> **Work instructions**
Reproduce every entry that follows word for word, but omit the images.

> **Data provided**

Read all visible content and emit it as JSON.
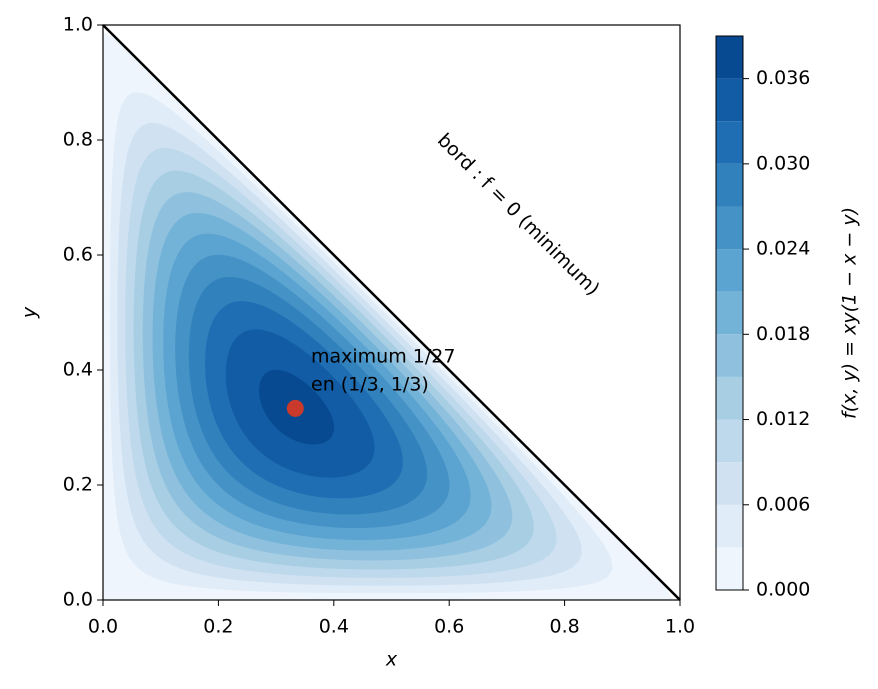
{
  "chart_data": {
    "type": "contour",
    "xlabel": "x",
    "ylabel": "y",
    "xlim": [
      0,
      1
    ],
    "ylim": [
      0,
      1
    ],
    "xticks": [
      {
        "value": 0,
        "label": "0.0"
      },
      0.2,
      0.4,
      0.6,
      0.8,
      {
        "value": 1,
        "label": "1.0"
      }
    ],
    "yticks": [
      {
        "value": 0,
        "label": "0.0"
      },
      0.2,
      0.4,
      0.6,
      0.8,
      {
        "value": 1,
        "label": "1.0"
      }
    ],
    "levels": [
      0,
      0.003,
      0.006,
      0.009,
      0.012,
      0.015,
      0.018,
      0.021,
      0.024,
      0.027,
      0.03,
      0.033,
      0.036,
      0.039
    ],
    "colors": [
      "#eef5fc",
      "#e0ecf8",
      "#d0e2f2",
      "#bed8ec",
      "#a8cee4",
      "#8fc1de",
      "#74b3d8",
      "#5ba3d0",
      "#4592c6",
      "#3181bd",
      "#1f6eb3",
      "#115ca5",
      "#084a92"
    ],
    "colorbar_label": "f(x, y) = xy(1 − x − y)",
    "colorbar_ticks": [
      {
        "value": 0,
        "label": "0.000"
      },
      {
        "value": 0.006,
        "label": "0.006"
      },
      {
        "value": 0.012,
        "label": "0.012"
      },
      {
        "value": 0.018,
        "label": "0.018"
      },
      {
        "value": 0.024,
        "label": "0.024"
      },
      {
        "value": 0.03,
        "label": "0.030"
      },
      {
        "value": 0.036,
        "label": "0.036"
      }
    ],
    "boundary_label": "bord : f = 0 (minimum)",
    "maximum": {
      "x": 0.3333,
      "y": 0.3333,
      "color": "#c9392c",
      "label": [
        "maximum 1/27",
        "en (1/3, 1/3)"
      ]
    }
  }
}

> **Result of this exercise**
Read all visible content and emit it as JSON.
{
  "chart_data": {
    "type": "contour",
    "xlabel": "x",
    "ylabel": "y",
    "xlim": [
      0,
      1
    ],
    "ylim": [
      0,
      1
    ],
    "xticks": [
      {
        "value": 0,
        "label": "0.0"
      },
      0.2,
      0.4,
      0.6,
      0.8,
      {
        "value": 1,
        "label": "1.0"
      }
    ],
    "yticks": [
      {
        "value": 0,
        "label": "0.0"
      },
      0.2,
      0.4,
      0.6,
      0.8,
      {
        "value": 1,
        "label": "1.0"
      }
    ],
    "levels": [
      0,
      0.003,
      0.006,
      0.009,
      0.012,
      0.015,
      0.018,
      0.021,
      0.024,
      0.027,
      0.03,
      0.033,
      0.036,
      0.039
    ],
    "colors": [
      "#eef5fc",
      "#e0ecf8",
      "#d0e2f2",
      "#bed8ec",
      "#a8cee4",
      "#8fc1de",
      "#74b3d8",
      "#5ba3d0",
      "#4592c6",
      "#3181bd",
      "#1f6eb3",
      "#115ca5",
      "#084a92"
    ],
    "colorbar_label": "f(x, y) = xy(1 − x − y)",
    "colorbar_ticks": [
      {
        "value": 0,
        "label": "0.000"
      },
      {
        "value": 0.006,
        "label": "0.006"
      },
      {
        "value": 0.012,
        "label": "0.012"
      },
      {
        "value": 0.018,
        "label": "0.018"
      },
      {
        "value": 0.024,
        "label": "0.024"
      },
      {
        "value": 0.03,
        "label": "0.030"
      },
      {
        "value": 0.036,
        "label": "0.036"
      }
    ],
    "boundary_label": "bord : f = 0 (minimum)",
    "maximum": {
      "x": 0.3333,
      "y": 0.3333,
      "color": "#c9392c",
      "label": [
        "maximum 1/27",
        "en (1/3, 1/3)"
      ]
    }
  }
}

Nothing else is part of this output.